■ WHAT THIS TASK INVOLVES: Copy out each line below that has the word "LANSDOWN" in it.

■ INPUT FOR THIS TASK:
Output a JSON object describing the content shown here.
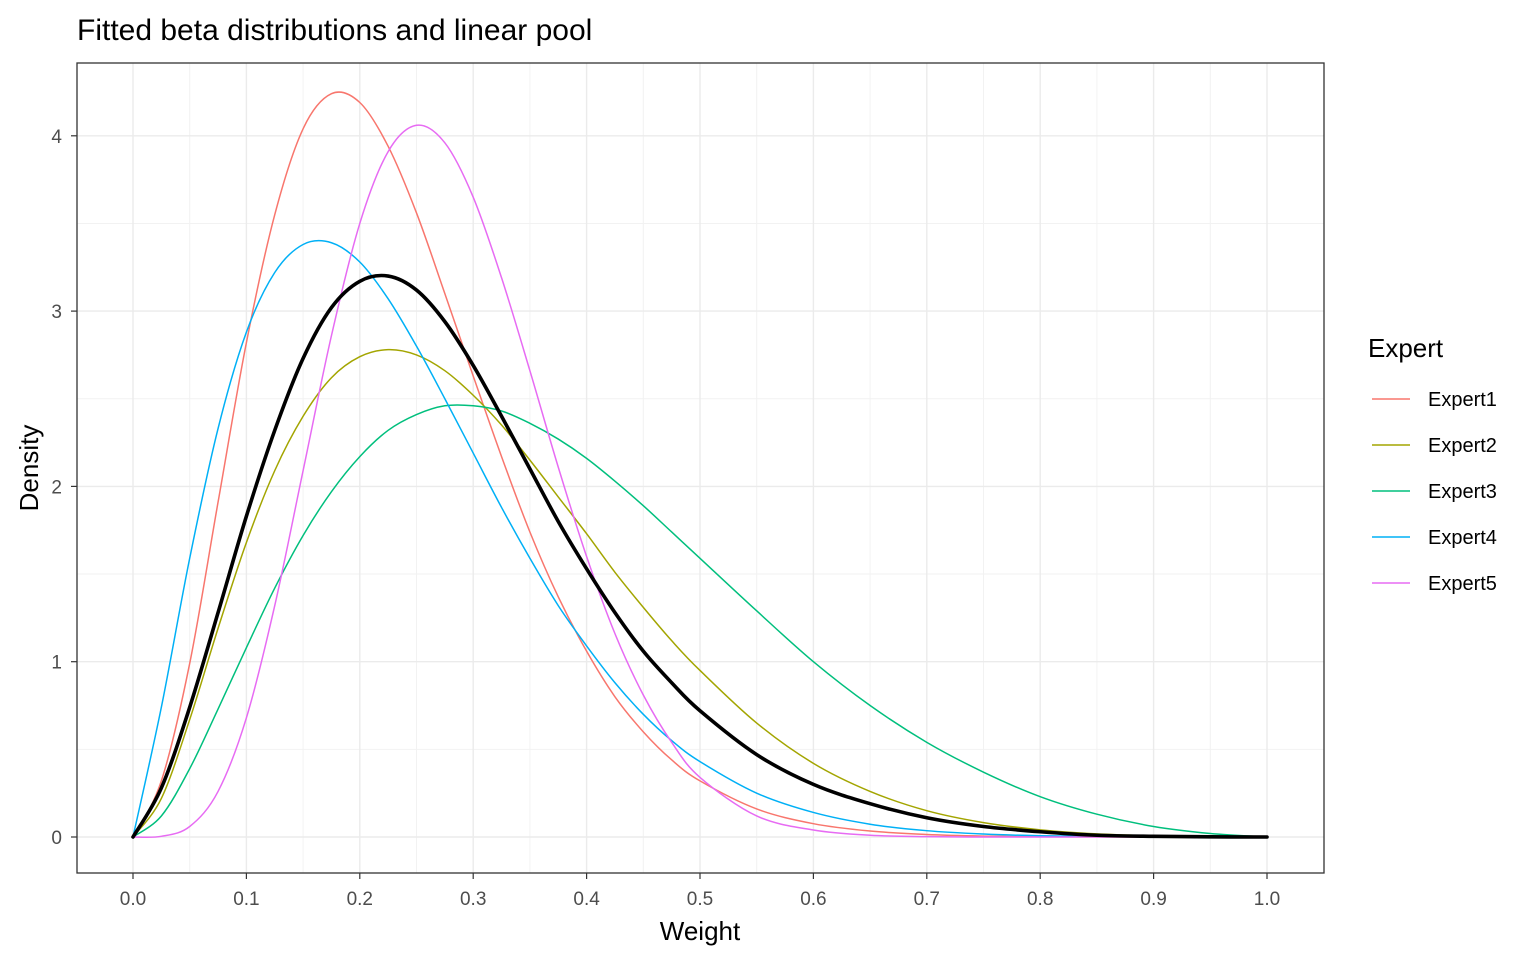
{
  "chart_data": {
    "type": "line",
    "title": "Fitted beta distributions and linear pool",
    "xlabel": "Weight",
    "ylabel": "Density",
    "xlim": [
      0,
      1
    ],
    "ylim": [
      0,
      4.2
    ],
    "x_ticks": [
      "0.0",
      "0.1",
      "0.2",
      "0.3",
      "0.4",
      "0.5",
      "0.6",
      "0.7",
      "0.8",
      "0.9",
      "1.0"
    ],
    "y_ticks": [
      "0",
      "1",
      "2",
      "3",
      "4"
    ],
    "grid": true,
    "legend": {
      "title": "Expert",
      "position": "right"
    },
    "x": [
      0,
      0.025,
      0.05,
      0.075,
      0.1,
      0.125,
      0.15,
      0.175,
      0.2,
      0.225,
      0.25,
      0.275,
      0.3,
      0.325,
      0.35,
      0.375,
      0.4,
      0.425,
      0.45,
      0.475,
      0.5,
      0.55,
      0.6,
      0.65,
      0.7,
      0.75,
      0.8,
      0.85,
      0.9,
      0.95,
      1.0
    ],
    "series": [
      {
        "name": "Expert1",
        "color": "#F8766D",
        "values": [
          0,
          0.32,
          0.99,
          1.91,
          2.82,
          3.55,
          4.04,
          4.24,
          4.19,
          3.94,
          3.56,
          3.1,
          2.63,
          2.17,
          1.74,
          1.37,
          1.06,
          0.8,
          0.6,
          0.44,
          0.32,
          0.16,
          0.076,
          0.034,
          0.014,
          0.005,
          0.0017,
          0.0005,
          0.0001,
          0,
          0
        ]
      },
      {
        "name": "Expert2",
        "color": "#A3A500",
        "values": [
          0,
          0.22,
          0.67,
          1.19,
          1.68,
          2.09,
          2.4,
          2.62,
          2.74,
          2.78,
          2.75,
          2.66,
          2.52,
          2.35,
          2.15,
          1.94,
          1.73,
          1.51,
          1.31,
          1.12,
          0.95,
          0.65,
          0.42,
          0.26,
          0.15,
          0.082,
          0.041,
          0.018,
          0.007,
          0.002,
          0
        ]
      },
      {
        "name": "Expert3",
        "color": "#00BF7D",
        "values": [
          0,
          0.12,
          0.39,
          0.73,
          1.08,
          1.42,
          1.72,
          1.97,
          2.17,
          2.32,
          2.41,
          2.46,
          2.46,
          2.43,
          2.36,
          2.27,
          2.16,
          2.03,
          1.89,
          1.74,
          1.59,
          1.29,
          1.0,
          0.75,
          0.54,
          0.37,
          0.23,
          0.13,
          0.06,
          0.02,
          0
        ]
      },
      {
        "name": "Expert4",
        "color": "#00B0F6",
        "values": [
          0,
          0.74,
          1.59,
          2.33,
          2.88,
          3.22,
          3.38,
          3.39,
          3.28,
          3.07,
          2.8,
          2.5,
          2.19,
          1.88,
          1.59,
          1.32,
          1.09,
          0.88,
          0.7,
          0.55,
          0.43,
          0.25,
          0.14,
          0.073,
          0.036,
          0.017,
          0.007,
          0.003,
          0.001,
          0,
          0
        ]
      },
      {
        "name": "Expert5",
        "color": "#E76BF3",
        "values": [
          0,
          0.004,
          0.06,
          0.26,
          0.68,
          1.32,
          2.09,
          2.86,
          3.5,
          3.91,
          4.06,
          3.96,
          3.65,
          3.19,
          2.66,
          2.11,
          1.6,
          1.16,
          0.81,
          0.54,
          0.34,
          0.12,
          0.04,
          0.01,
          0.002,
          0,
          0,
          0,
          0,
          0,
          0
        ]
      },
      {
        "name": "Linear pool",
        "color": "#000000",
        "linewidth": 3.6,
        "values": [
          0,
          0.28,
          0.74,
          1.28,
          1.83,
          2.32,
          2.73,
          3.02,
          3.17,
          3.2,
          3.12,
          2.94,
          2.69,
          2.4,
          2.1,
          1.8,
          1.53,
          1.28,
          1.06,
          0.88,
          0.72,
          0.47,
          0.3,
          0.19,
          0.11,
          0.06,
          0.03,
          0.01,
          0.004,
          0.001,
          0
        ]
      }
    ]
  }
}
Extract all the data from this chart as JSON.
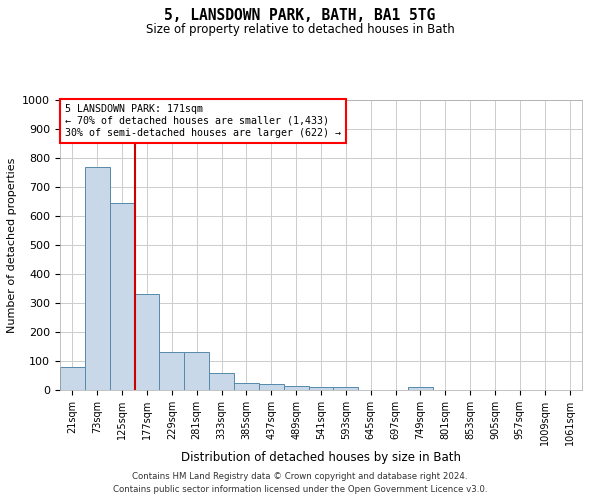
{
  "title": "5, LANSDOWN PARK, BATH, BA1 5TG",
  "subtitle": "Size of property relative to detached houses in Bath",
  "xlabel": "Distribution of detached houses by size in Bath",
  "ylabel": "Number of detached properties",
  "bin_labels": [
    "21sqm",
    "73sqm",
    "125sqm",
    "177sqm",
    "229sqm",
    "281sqm",
    "333sqm",
    "385sqm",
    "437sqm",
    "489sqm",
    "541sqm",
    "593sqm",
    "645sqm",
    "697sqm",
    "749sqm",
    "801sqm",
    "853sqm",
    "905sqm",
    "957sqm",
    "1009sqm",
    "1061sqm"
  ],
  "bar_heights": [
    80,
    770,
    645,
    330,
    130,
    130,
    60,
    25,
    20,
    15,
    10,
    10,
    0,
    0,
    10,
    0,
    0,
    0,
    0,
    0,
    0
  ],
  "bar_color": "#c8d8e8",
  "bar_edge_color": "#5588aa",
  "property_label": "5 LANSDOWN PARK: 171sqm",
  "annotation_line1": "← 70% of detached houses are smaller (1,433)",
  "annotation_line2": "30% of semi-detached houses are larger (622) →",
  "vline_color": "#cc0000",
  "vline_bin_index": 3,
  "ylim": [
    0,
    1000
  ],
  "yticks": [
    0,
    100,
    200,
    300,
    400,
    500,
    600,
    700,
    800,
    900,
    1000
  ],
  "footer_line1": "Contains HM Land Registry data © Crown copyright and database right 2024.",
  "footer_line2": "Contains public sector information licensed under the Open Government Licence v3.0.",
  "background_color": "#ffffff",
  "grid_color": "#cccccc"
}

■ EXERCISE OUTPUT:
  "title": "5, LANSDOWN PARK, BATH, BA1 5TG",
  "property_label": "5 LANSDOWN PARK: 171sqm",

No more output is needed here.